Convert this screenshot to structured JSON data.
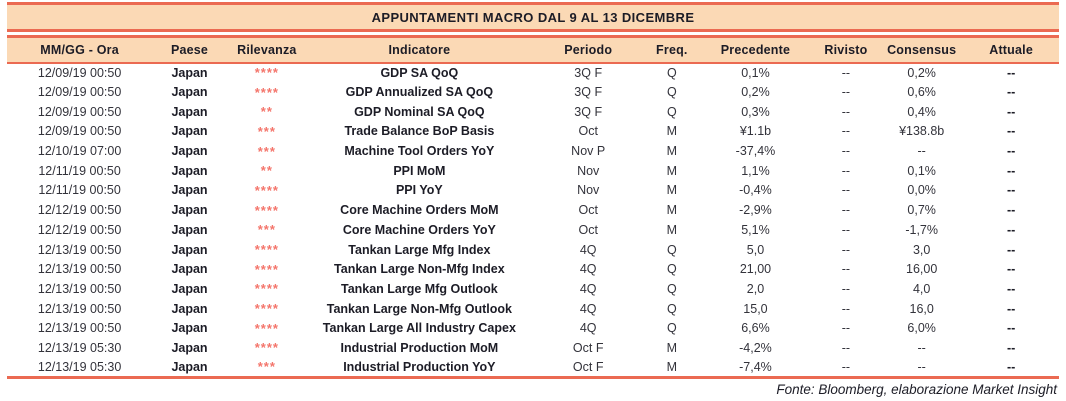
{
  "title": "APPUNTAMENTI MACRO DAL 9 AL 13 DICEMBRE",
  "footer": "Fonte: Bloomberg, elaborazione Market Insight",
  "colors": {
    "accent_border": "#EB6A52",
    "band_background": "#FBD9B5",
    "stars": "#F4756B",
    "text_dark": "#1C1C26"
  },
  "table": {
    "columns": [
      "MM/GG - Ora",
      "Paese",
      "Rilevanza",
      "Indicatore",
      "Periodo",
      "Freq.",
      "Precedente",
      "Rivisto",
      "Consensus",
      "Attuale"
    ],
    "rows": [
      {
        "datetime": "12/09/19 00:50",
        "paese": "Japan",
        "rilevanza": "****",
        "indicatore": "GDP SA QoQ",
        "periodo": "3Q F",
        "freq": "Q",
        "precedente": "0,1%",
        "rivisto": "--",
        "consensus": "0,2%",
        "attuale": "--"
      },
      {
        "datetime": "12/09/19 00:50",
        "paese": "Japan",
        "rilevanza": "****",
        "indicatore": "GDP Annualized SA QoQ",
        "periodo": "3Q F",
        "freq": "Q",
        "precedente": "0,2%",
        "rivisto": "--",
        "consensus": "0,6%",
        "attuale": "--"
      },
      {
        "datetime": "12/09/19 00:50",
        "paese": "Japan",
        "rilevanza": "**",
        "indicatore": "GDP Nominal SA QoQ",
        "periodo": "3Q F",
        "freq": "Q",
        "precedente": "0,3%",
        "rivisto": "--",
        "consensus": "0,4%",
        "attuale": "--"
      },
      {
        "datetime": "12/09/19 00:50",
        "paese": "Japan",
        "rilevanza": "***",
        "indicatore": "Trade Balance BoP Basis",
        "periodo": "Oct",
        "freq": "M",
        "precedente": "¥1.1b",
        "rivisto": "--",
        "consensus": "¥138.8b",
        "attuale": "--"
      },
      {
        "datetime": "12/10/19 07:00",
        "paese": "Japan",
        "rilevanza": "***",
        "indicatore": "Machine Tool Orders YoY",
        "periodo": "Nov P",
        "freq": "M",
        "precedente": "-37,4%",
        "rivisto": "--",
        "consensus": "--",
        "attuale": "--"
      },
      {
        "datetime": "12/11/19 00:50",
        "paese": "Japan",
        "rilevanza": "**",
        "indicatore": "PPI MoM",
        "periodo": "Nov",
        "freq": "M",
        "precedente": "1,1%",
        "rivisto": "--",
        "consensus": "0,1%",
        "attuale": "--"
      },
      {
        "datetime": "12/11/19 00:50",
        "paese": "Japan",
        "rilevanza": "****",
        "indicatore": "PPI YoY",
        "periodo": "Nov",
        "freq": "M",
        "precedente": "-0,4%",
        "rivisto": "--",
        "consensus": "0,0%",
        "attuale": "--"
      },
      {
        "datetime": "12/12/19 00:50",
        "paese": "Japan",
        "rilevanza": "****",
        "indicatore": "Core Machine Orders MoM",
        "periodo": "Oct",
        "freq": "M",
        "precedente": "-2,9%",
        "rivisto": "--",
        "consensus": "0,7%",
        "attuale": "--"
      },
      {
        "datetime": "12/12/19 00:50",
        "paese": "Japan",
        "rilevanza": "***",
        "indicatore": "Core Machine Orders YoY",
        "periodo": "Oct",
        "freq": "M",
        "precedente": "5,1%",
        "rivisto": "--",
        "consensus": "-1,7%",
        "attuale": "--"
      },
      {
        "datetime": "12/13/19 00:50",
        "paese": "Japan",
        "rilevanza": "****",
        "indicatore": "Tankan Large Mfg Index",
        "periodo": "4Q",
        "freq": "Q",
        "precedente": "5,0",
        "rivisto": "--",
        "consensus": "3,0",
        "attuale": "--"
      },
      {
        "datetime": "12/13/19 00:50",
        "paese": "Japan",
        "rilevanza": "****",
        "indicatore": "Tankan Large Non-Mfg Index",
        "periodo": "4Q",
        "freq": "Q",
        "precedente": "21,00",
        "rivisto": "--",
        "consensus": "16,00",
        "attuale": "--"
      },
      {
        "datetime": "12/13/19 00:50",
        "paese": "Japan",
        "rilevanza": "****",
        "indicatore": "Tankan Large Mfg Outlook",
        "periodo": "4Q",
        "freq": "Q",
        "precedente": "2,0",
        "rivisto": "--",
        "consensus": "4,0",
        "attuale": "--"
      },
      {
        "datetime": "12/13/19 00:50",
        "paese": "Japan",
        "rilevanza": "****",
        "indicatore": "Tankan Large Non-Mfg Outlook",
        "periodo": "4Q",
        "freq": "Q",
        "precedente": "15,0",
        "rivisto": "--",
        "consensus": "16,0",
        "attuale": "--"
      },
      {
        "datetime": "12/13/19 00:50",
        "paese": "Japan",
        "rilevanza": "****",
        "indicatore": "Tankan Large All Industry Capex",
        "periodo": "4Q",
        "freq": "Q",
        "precedente": "6,6%",
        "rivisto": "--",
        "consensus": "6,0%",
        "attuale": "--"
      },
      {
        "datetime": "12/13/19 05:30",
        "paese": "Japan",
        "rilevanza": "****",
        "indicatore": "Industrial Production MoM",
        "periodo": "Oct F",
        "freq": "M",
        "precedente": "-4,2%",
        "rivisto": "--",
        "consensus": "--",
        "attuale": "--"
      },
      {
        "datetime": "12/13/19 05:30",
        "paese": "Japan",
        "rilevanza": "***",
        "indicatore": "Industrial Production YoY",
        "periodo": "Oct F",
        "freq": "M",
        "precedente": "-7,4%",
        "rivisto": "--",
        "consensus": "--",
        "attuale": "--"
      }
    ]
  }
}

---+---

- Required work: Quote the data exactly, leaving every image out of the copy.

- Solution for this problem:
Convert this screenshot to structured JSON data.
{
  "title": "APPUNTAMENTI MACRO DAL 9 AL 13 DICEMBRE",
  "footer": "Fonte: Bloomberg, elaborazione Market Insight",
  "colors": {
    "accent_border": "#EB6A52",
    "band_background": "#FBD9B5",
    "stars": "#F4756B",
    "text_dark": "#1C1C26"
  },
  "table": {
    "columns": [
      "MM/GG - Ora",
      "Paese",
      "Rilevanza",
      "Indicatore",
      "Periodo",
      "Freq.",
      "Precedente",
      "Rivisto",
      "Consensus",
      "Attuale"
    ],
    "rows": [
      {
        "datetime": "12/09/19 00:50",
        "paese": "Japan",
        "rilevanza": "****",
        "indicatore": "GDP SA QoQ",
        "periodo": "3Q F",
        "freq": "Q",
        "precedente": "0,1%",
        "rivisto": "--",
        "consensus": "0,2%",
        "attuale": "--"
      },
      {
        "datetime": "12/09/19 00:50",
        "paese": "Japan",
        "rilevanza": "****",
        "indicatore": "GDP Annualized SA QoQ",
        "periodo": "3Q F",
        "freq": "Q",
        "precedente": "0,2%",
        "rivisto": "--",
        "consensus": "0,6%",
        "attuale": "--"
      },
      {
        "datetime": "12/09/19 00:50",
        "paese": "Japan",
        "rilevanza": "**",
        "indicatore": "GDP Nominal SA QoQ",
        "periodo": "3Q F",
        "freq": "Q",
        "precedente": "0,3%",
        "rivisto": "--",
        "consensus": "0,4%",
        "attuale": "--"
      },
      {
        "datetime": "12/09/19 00:50",
        "paese": "Japan",
        "rilevanza": "***",
        "indicatore": "Trade Balance BoP Basis",
        "periodo": "Oct",
        "freq": "M",
        "precedente": "¥1.1b",
        "rivisto": "--",
        "consensus": "¥138.8b",
        "attuale": "--"
      },
      {
        "datetime": "12/10/19 07:00",
        "paese": "Japan",
        "rilevanza": "***",
        "indicatore": "Machine Tool Orders YoY",
        "periodo": "Nov P",
        "freq": "M",
        "precedente": "-37,4%",
        "rivisto": "--",
        "consensus": "--",
        "attuale": "--"
      },
      {
        "datetime": "12/11/19 00:50",
        "paese": "Japan",
        "rilevanza": "**",
        "indicatore": "PPI MoM",
        "periodo": "Nov",
        "freq": "M",
        "precedente": "1,1%",
        "rivisto": "--",
        "consensus": "0,1%",
        "attuale": "--"
      },
      {
        "datetime": "12/11/19 00:50",
        "paese": "Japan",
        "rilevanza": "****",
        "indicatore": "PPI YoY",
        "periodo": "Nov",
        "freq": "M",
        "precedente": "-0,4%",
        "rivisto": "--",
        "consensus": "0,0%",
        "attuale": "--"
      },
      {
        "datetime": "12/12/19 00:50",
        "paese": "Japan",
        "rilevanza": "****",
        "indicatore": "Core Machine Orders MoM",
        "periodo": "Oct",
        "freq": "M",
        "precedente": "-2,9%",
        "rivisto": "--",
        "consensus": "0,7%",
        "attuale": "--"
      },
      {
        "datetime": "12/12/19 00:50",
        "paese": "Japan",
        "rilevanza": "***",
        "indicatore": "Core Machine Orders YoY",
        "periodo": "Oct",
        "freq": "M",
        "precedente": "5,1%",
        "rivisto": "--",
        "consensus": "-1,7%",
        "attuale": "--"
      },
      {
        "datetime": "12/13/19 00:50",
        "paese": "Japan",
        "rilevanza": "****",
        "indicatore": "Tankan Large Mfg Index",
        "periodo": "4Q",
        "freq": "Q",
        "precedente": "5,0",
        "rivisto": "--",
        "consensus": "3,0",
        "attuale": "--"
      },
      {
        "datetime": "12/13/19 00:50",
        "paese": "Japan",
        "rilevanza": "****",
        "indicatore": "Tankan Large Non-Mfg Index",
        "periodo": "4Q",
        "freq": "Q",
        "precedente": "21,00",
        "rivisto": "--",
        "consensus": "16,00",
        "attuale": "--"
      },
      {
        "datetime": "12/13/19 00:50",
        "paese": "Japan",
        "rilevanza": "****",
        "indicatore": "Tankan Large Mfg Outlook",
        "periodo": "4Q",
        "freq": "Q",
        "precedente": "2,0",
        "rivisto": "--",
        "consensus": "4,0",
        "attuale": "--"
      },
      {
        "datetime": "12/13/19 00:50",
        "paese": "Japan",
        "rilevanza": "****",
        "indicatore": "Tankan Large Non-Mfg Outlook",
        "periodo": "4Q",
        "freq": "Q",
        "precedente": "15,0",
        "rivisto": "--",
        "consensus": "16,0",
        "attuale": "--"
      },
      {
        "datetime": "12/13/19 00:50",
        "paese": "Japan",
        "rilevanza": "****",
        "indicatore": "Tankan Large All Industry Capex",
        "periodo": "4Q",
        "freq": "Q",
        "precedente": "6,6%",
        "rivisto": "--",
        "consensus": "6,0%",
        "attuale": "--"
      },
      {
        "datetime": "12/13/19 05:30",
        "paese": "Japan",
        "rilevanza": "****",
        "indicatore": "Industrial Production MoM",
        "periodo": "Oct F",
        "freq": "M",
        "precedente": "-4,2%",
        "rivisto": "--",
        "consensus": "--",
        "attuale": "--"
      },
      {
        "datetime": "12/13/19 05:30",
        "paese": "Japan",
        "rilevanza": "***",
        "indicatore": "Industrial Production YoY",
        "periodo": "Oct F",
        "freq": "M",
        "precedente": "-7,4%",
        "rivisto": "--",
        "consensus": "--",
        "attuale": "--"
      }
    ]
  }
}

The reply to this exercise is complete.